== Source records

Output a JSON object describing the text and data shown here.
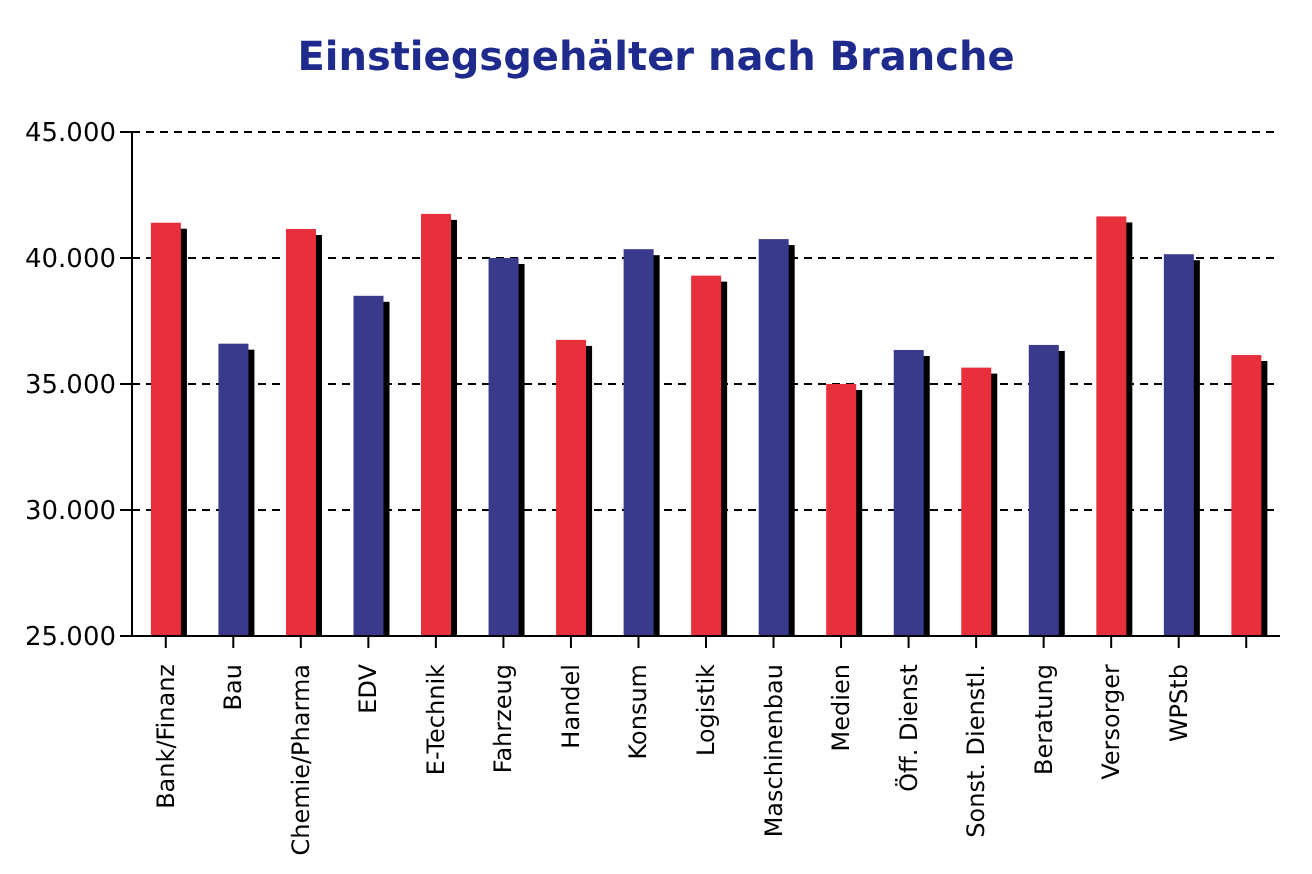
{
  "chart_data": {
    "type": "bar",
    "title": "Einstiegsgehälter nach Branche",
    "categories": [
      "Bank/Finanz",
      "Bau",
      "Chemie/Pharma",
      "EDV",
      "E-Technik",
      "Fahrzeug",
      "Handel",
      "Konsum",
      "Logistik",
      "Maschinenbau",
      "Medien",
      "Öff. Dienst",
      "Sonst. Dienstl.",
      "Beratung",
      "Versorger",
      "WPStb",
      null
    ],
    "values": [
      41400,
      36600,
      41150,
      38500,
      41750,
      40000,
      36750,
      40350,
      39300,
      40750,
      35000,
      36350,
      35650,
      36550,
      41650,
      40150,
      36150
    ],
    "colors": [
      "#e8303c",
      "#3a3a8c",
      "#e8303c",
      "#3a3a8c",
      "#e8303c",
      "#3a3a8c",
      "#e8303c",
      "#3a3a8c",
      "#e8303c",
      "#3a3a8c",
      "#e8303c",
      "#3a3a8c",
      "#e8303c",
      "#3a3a8c",
      "#e8303c",
      "#3a3a8c",
      "#e8303c"
    ],
    "ylim": [
      25000,
      45000
    ],
    "yticks": [
      {
        "value": 25000,
        "label": "25.000"
      },
      {
        "value": 30000,
        "label": "30.000"
      },
      {
        "value": 35000,
        "label": "35.000"
      },
      {
        "value": 40000,
        "label": "40.000"
      },
      {
        "value": 45000,
        "label": "45.000"
      }
    ],
    "grid": "y"
  }
}
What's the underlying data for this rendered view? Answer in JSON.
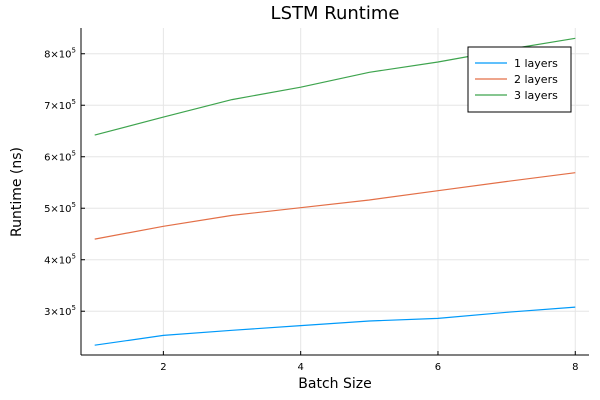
{
  "chart_data": {
    "type": "line",
    "title": "LSTM Runtime",
    "xlabel": "Batch Size",
    "ylabel": "Runtime (ns)",
    "x": [
      1,
      2,
      3,
      4,
      5,
      6,
      7,
      8
    ],
    "xlim": [
      0.8,
      8.2
    ],
    "ylim": [
      215000,
      850000
    ],
    "xticks": [
      2,
      4,
      6,
      8
    ],
    "xtick_labels": [
      "2",
      "4",
      "6",
      "8"
    ],
    "yticks": [
      300000,
      400000,
      500000,
      600000,
      700000,
      800000
    ],
    "ytick_mantissas": [
      "3",
      "4",
      "5",
      "6",
      "7",
      "8"
    ],
    "ytick_base": "×10",
    "ytick_exponent": "5",
    "grid": true,
    "legend_position": "top-right",
    "series": [
      {
        "name": "1 layers",
        "color": "#009AFA",
        "values": [
          234000,
          253000,
          263000,
          272000,
          281000,
          286000,
          298000,
          308000
        ]
      },
      {
        "name": "2 layers",
        "color": "#E36F47",
        "values": [
          440000,
          465000,
          486000,
          501000,
          516000,
          534000,
          552000,
          569000
        ]
      },
      {
        "name": "3 layers",
        "color": "#3EA44E",
        "values": [
          642000,
          677000,
          711000,
          735000,
          764000,
          784000,
          808000,
          830000
        ]
      }
    ]
  }
}
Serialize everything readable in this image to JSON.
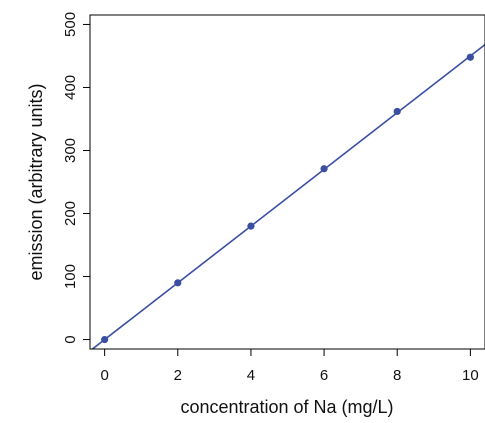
{
  "chart_data": {
    "type": "scatter",
    "title": "",
    "xlabel": "concentration of Na (mg/L)",
    "ylabel": "emission (arbitrary units)",
    "xlim": [
      -0.4,
      10.4
    ],
    "ylim": [
      -15,
      515
    ],
    "xticks": [
      0,
      2,
      4,
      6,
      8,
      10
    ],
    "yticks": [
      0,
      100,
      200,
      300,
      400,
      500
    ],
    "grid": false,
    "series": [
      {
        "points": [
          {
            "x": 0,
            "y": 0
          },
          {
            "x": 2,
            "y": 90
          },
          {
            "x": 4,
            "y": 180
          },
          {
            "x": 6,
            "y": 271
          },
          {
            "x": 8,
            "y": 362
          },
          {
            "x": 10,
            "y": 448
          }
        ],
        "color": "#3a4ea3"
      }
    ],
    "fit_line": {
      "slope": 45,
      "intercept": 0,
      "color": "#3a4ea3"
    }
  }
}
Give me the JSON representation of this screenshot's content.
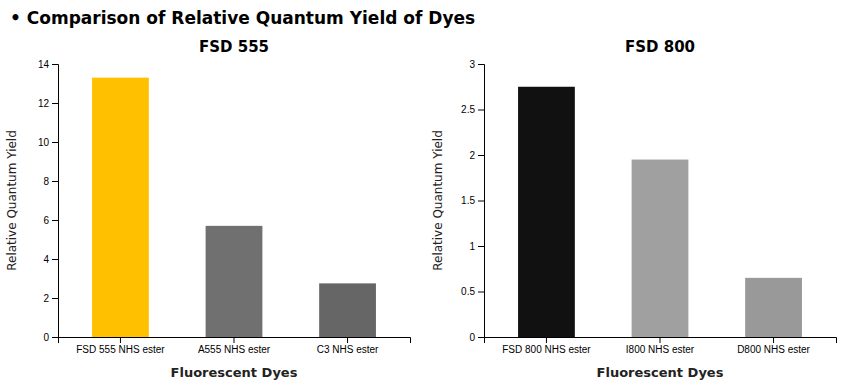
{
  "title": "• Comparison of Relative Quantum Yield of Dyes",
  "chart_data": [
    {
      "type": "bar",
      "title": "FSD 555",
      "categories": [
        "FSD 555 NHS ester",
        "A555 NHS ester",
        "C3 NHS ester"
      ],
      "values": [
        13.3,
        5.7,
        2.75
      ],
      "colors": [
        "#FFC000",
        "#707070",
        "#666666"
      ],
      "ylabel": "Relative Quantum Yield",
      "xlabel": "Fluorescent Dyes",
      "ylim": [
        0,
        14
      ],
      "yticks": [
        0,
        2,
        4,
        6,
        8,
        10,
        12,
        14
      ],
      "grid": false
    },
    {
      "type": "bar",
      "title": "FSD 800",
      "categories": [
        "FSD 800 NHS ester",
        "I800 NHS ester",
        "D800 NHS ester"
      ],
      "values": [
        2.75,
        1.95,
        0.65
      ],
      "colors": [
        "#111111",
        "#a0a0a0",
        "#999999"
      ],
      "ylabel": "Relative Quantum Yield",
      "xlabel": "Fluorescent Dyes",
      "ylim": [
        0,
        3
      ],
      "yticks": [
        0,
        0.5,
        1,
        1.5,
        2,
        2.5,
        3
      ],
      "grid": false
    }
  ]
}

====

(What you are asked to do):
Output each line exactly; omit every picture.

(Solution for this task):
Output a JSON object describing the text and data shown here.
{
  "chart_data": {
    "type": "bar",
    "title": "Einstiegsgehälter nach Branche",
    "categories": [
      "Bank/Finanz",
      "Bau",
      "Chemie/Pharma",
      "EDV",
      "E-Technik",
      "Fahrzeug",
      "Handel",
      "Konsum",
      "Logistik",
      "Maschinenbau",
      "Medien",
      "Öff. Dienst",
      "Sonst. Dienstl.",
      "Beratung",
      "Versorger",
      "WPStb",
      null
    ],
    "values": [
      41400,
      36600,
      41150,
      38500,
      41750,
      40000,
      36750,
      40350,
      39300,
      40750,
      35000,
      36350,
      35650,
      36550,
      41650,
      40150,
      36150
    ],
    "colors": [
      "#e8303c",
      "#3a3a8c",
      "#e8303c",
      "#3a3a8c",
      "#e8303c",
      "#3a3a8c",
      "#e8303c",
      "#3a3a8c",
      "#e8303c",
      "#3a3a8c",
      "#e8303c",
      "#3a3a8c",
      "#e8303c",
      "#3a3a8c",
      "#e8303c",
      "#3a3a8c",
      "#e8303c"
    ],
    "ylim": [
      25000,
      45000
    ],
    "yticks": [
      {
        "value": 25000,
        "label": "25.000"
      },
      {
        "value": 30000,
        "label": "30.000"
      },
      {
        "value": 35000,
        "label": "35.000"
      },
      {
        "value": 40000,
        "label": "40.000"
      },
      {
        "value": 45000,
        "label": "45.000"
      }
    ],
    "grid": "y"
  }
}
What's the underlying data for this rendered view? Answer in JSON.
{
  "chart_data": {
    "type": "line",
    "title": "LSTM Runtime",
    "xlabel": "Batch Size",
    "ylabel": "Runtime (ns)",
    "x": [
      1,
      2,
      3,
      4,
      5,
      6,
      7,
      8
    ],
    "xlim": [
      0.8,
      8.2
    ],
    "ylim": [
      215000,
      850000
    ],
    "xticks": [
      2,
      4,
      6,
      8
    ],
    "xtick_labels": [
      "2",
      "4",
      "6",
      "8"
    ],
    "yticks": [
      300000,
      400000,
      500000,
      600000,
      700000,
      800000
    ],
    "ytick_mantissas": [
      "3",
      "4",
      "5",
      "6",
      "7",
      "8"
    ],
    "ytick_base": "×10",
    "ytick_exponent": "5",
    "grid": true,
    "legend_position": "top-right",
    "series": [
      {
        "name": "1 layers",
        "color": "#009AFA",
        "values": [
          234000,
          253000,
          263000,
          272000,
          281000,
          286000,
          298000,
          308000
        ]
      },
      {
        "name": "2 layers",
        "color": "#E36F47",
        "values": [
          440000,
          465000,
          486000,
          501000,
          516000,
          534000,
          552000,
          569000
        ]
      },
      {
        "name": "3 layers",
        "color": "#3EA44E",
        "values": [
          642000,
          677000,
          711000,
          735000,
          764000,
          784000,
          808000,
          830000
        ]
      }
    ]
  }
}
Serialize everything readable in this image to JSON.
{
  "chart_data": {
    "type": "scatter",
    "title": "",
    "xlabel": "concentration of Na (mg/L)",
    "ylabel": "emission (arbitrary units)",
    "xlim": [
      -0.4,
      10.4
    ],
    "ylim": [
      -15,
      515
    ],
    "xticks": [
      0,
      2,
      4,
      6,
      8,
      10
    ],
    "yticks": [
      0,
      100,
      200,
      300,
      400,
      500
    ],
    "grid": false,
    "series": [
      {
        "points": [
          {
            "x": 0,
            "y": 0
          },
          {
            "x": 2,
            "y": 90
          },
          {
            "x": 4,
            "y": 180
          },
          {
            "x": 6,
            "y": 271
          },
          {
            "x": 8,
            "y": 362
          },
          {
            "x": 10,
            "y": 448
          }
        ],
        "color": "#3a4ea3"
      }
    ],
    "fit_line": {
      "slope": 45,
      "intercept": 0,
      "color": "#3a4ea3"
    }
  }
}
Give me the JSON representation of this screenshot's content.
{
  "title": "• Comparison of Relative Quantum Yield of Dyes",
  "chart_data": [
    {
      "type": "bar",
      "title": "FSD 555",
      "categories": [
        "FSD 555 NHS ester",
        "A555 NHS ester",
        "C3 NHS ester"
      ],
      "values": [
        13.3,
        5.7,
        2.75
      ],
      "colors": [
        "#FFC000",
        "#707070",
        "#666666"
      ],
      "ylabel": "Relative Quantum Yield",
      "xlabel": "Fluorescent Dyes",
      "ylim": [
        0,
        14
      ],
      "yticks": [
        0,
        2,
        4,
        6,
        8,
        10,
        12,
        14
      ],
      "grid": false
    },
    {
      "type": "bar",
      "title": "FSD 800",
      "categories": [
        "FSD 800 NHS ester",
        "I800 NHS ester",
        "D800 NHS ester"
      ],
      "values": [
        2.75,
        1.95,
        0.65
      ],
      "colors": [
        "#111111",
        "#a0a0a0",
        "#999999"
      ],
      "ylabel": "Relative Quantum Yield",
      "xlabel": "Fluorescent Dyes",
      "ylim": [
        0,
        3
      ],
      "yticks": [
        0,
        0.5,
        1,
        1.5,
        2,
        2.5,
        3
      ],
      "grid": false
    }
  ]
}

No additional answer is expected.